• Work instructions: Identify the lines that contain the word "icon", then copy them.

□ □ □

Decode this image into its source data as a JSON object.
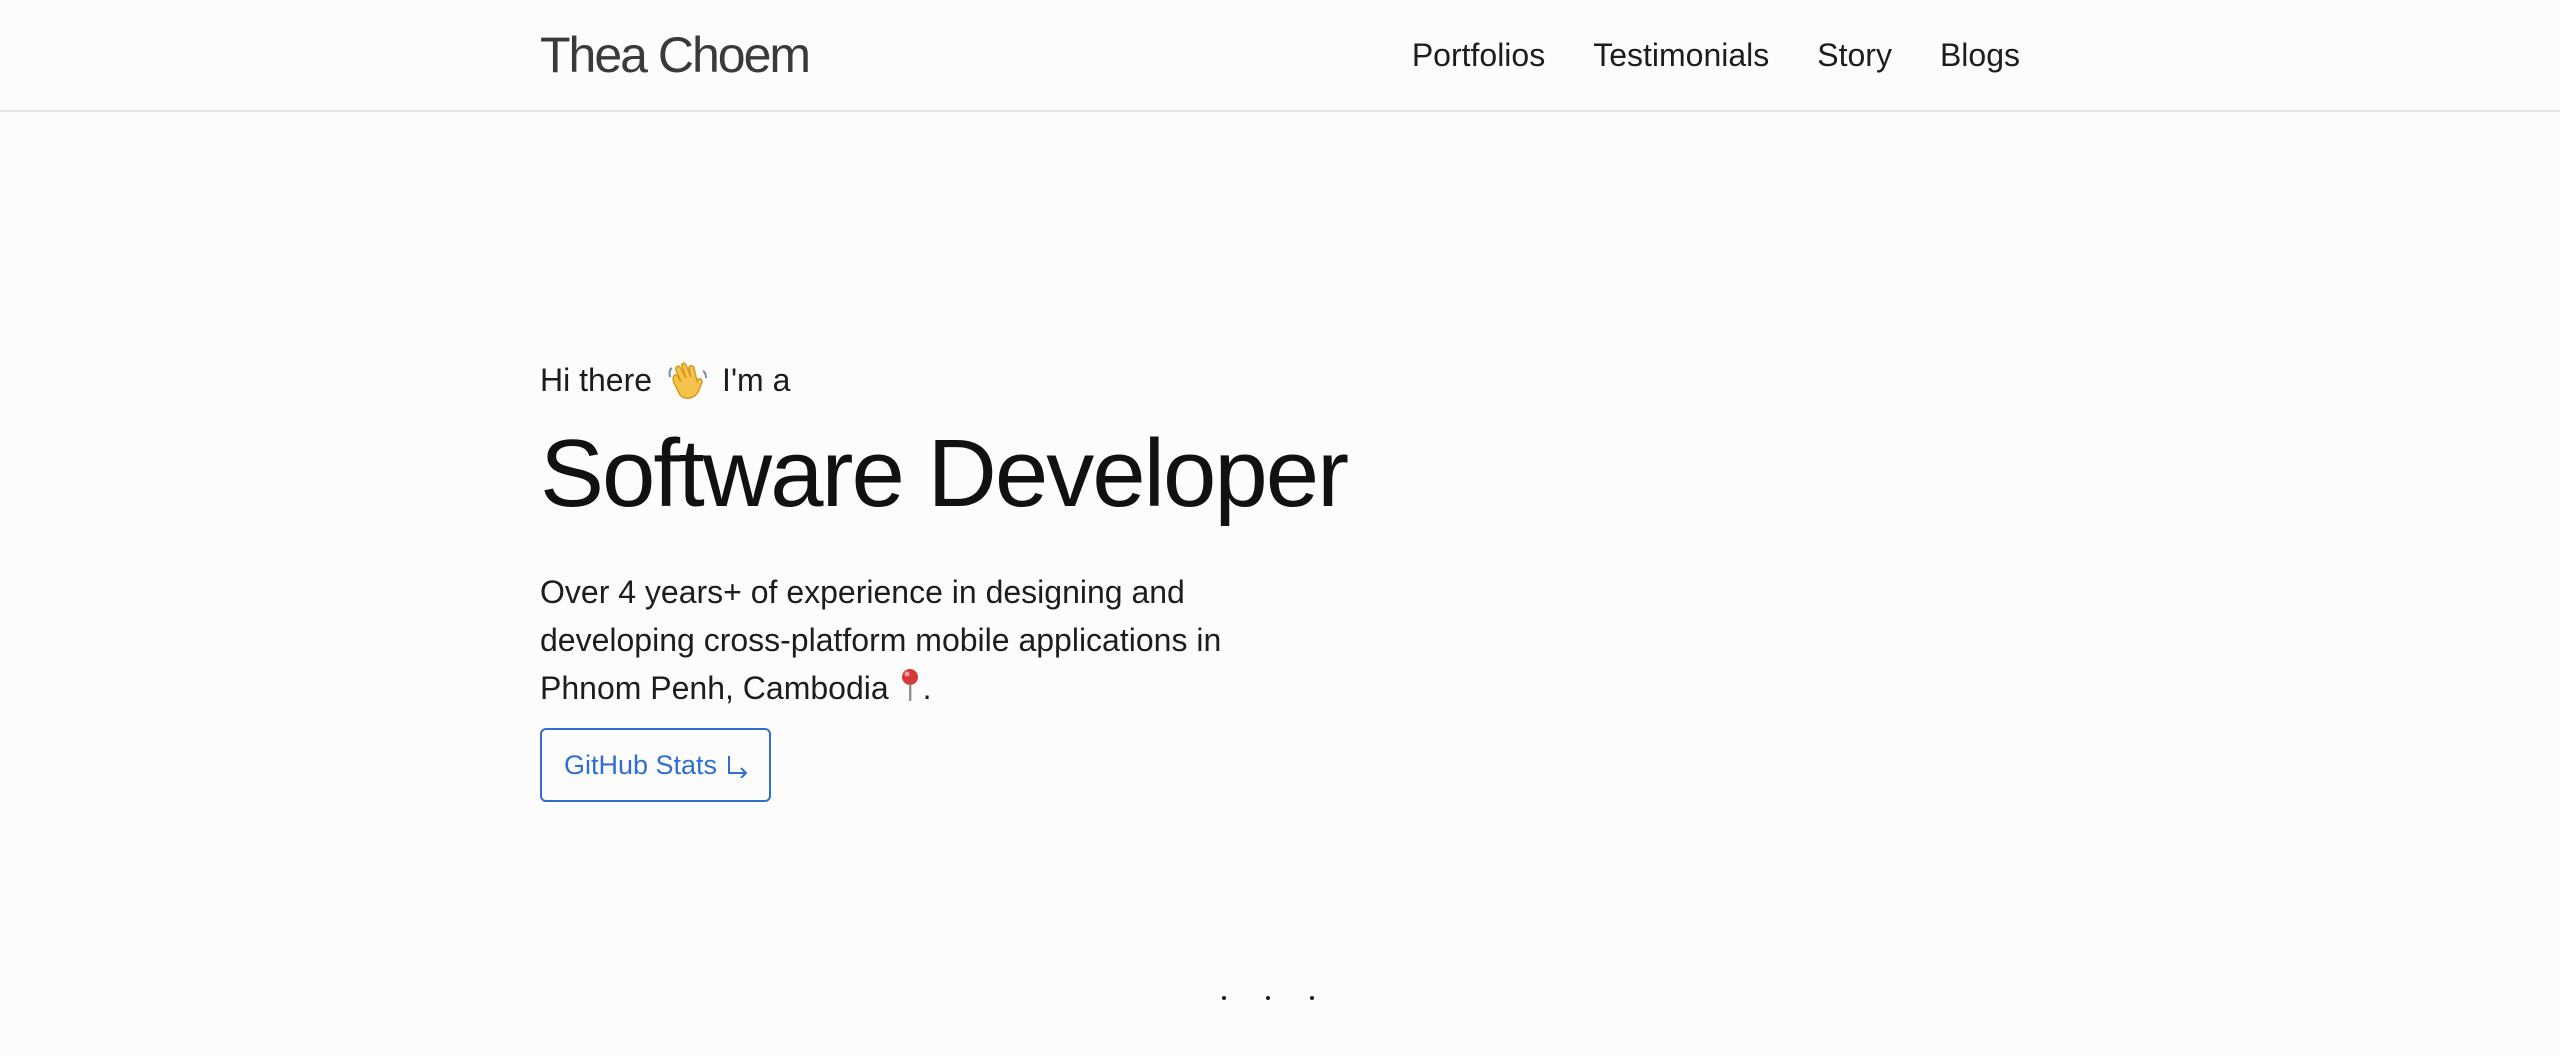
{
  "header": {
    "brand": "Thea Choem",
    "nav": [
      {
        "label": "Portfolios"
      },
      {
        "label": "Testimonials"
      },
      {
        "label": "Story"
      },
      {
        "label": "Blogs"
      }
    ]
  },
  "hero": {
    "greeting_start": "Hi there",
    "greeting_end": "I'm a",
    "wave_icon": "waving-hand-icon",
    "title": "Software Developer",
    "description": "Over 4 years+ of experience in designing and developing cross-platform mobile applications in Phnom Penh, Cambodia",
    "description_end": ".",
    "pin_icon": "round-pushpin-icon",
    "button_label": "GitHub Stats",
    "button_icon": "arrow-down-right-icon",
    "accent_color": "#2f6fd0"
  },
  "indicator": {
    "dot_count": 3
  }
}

□ □ □

• Reply to the task:
    "wave_icon": "waving-hand-icon",
    "pin_icon": "round-pushpin-icon",
    "button_icon": "arrow-down-right-icon",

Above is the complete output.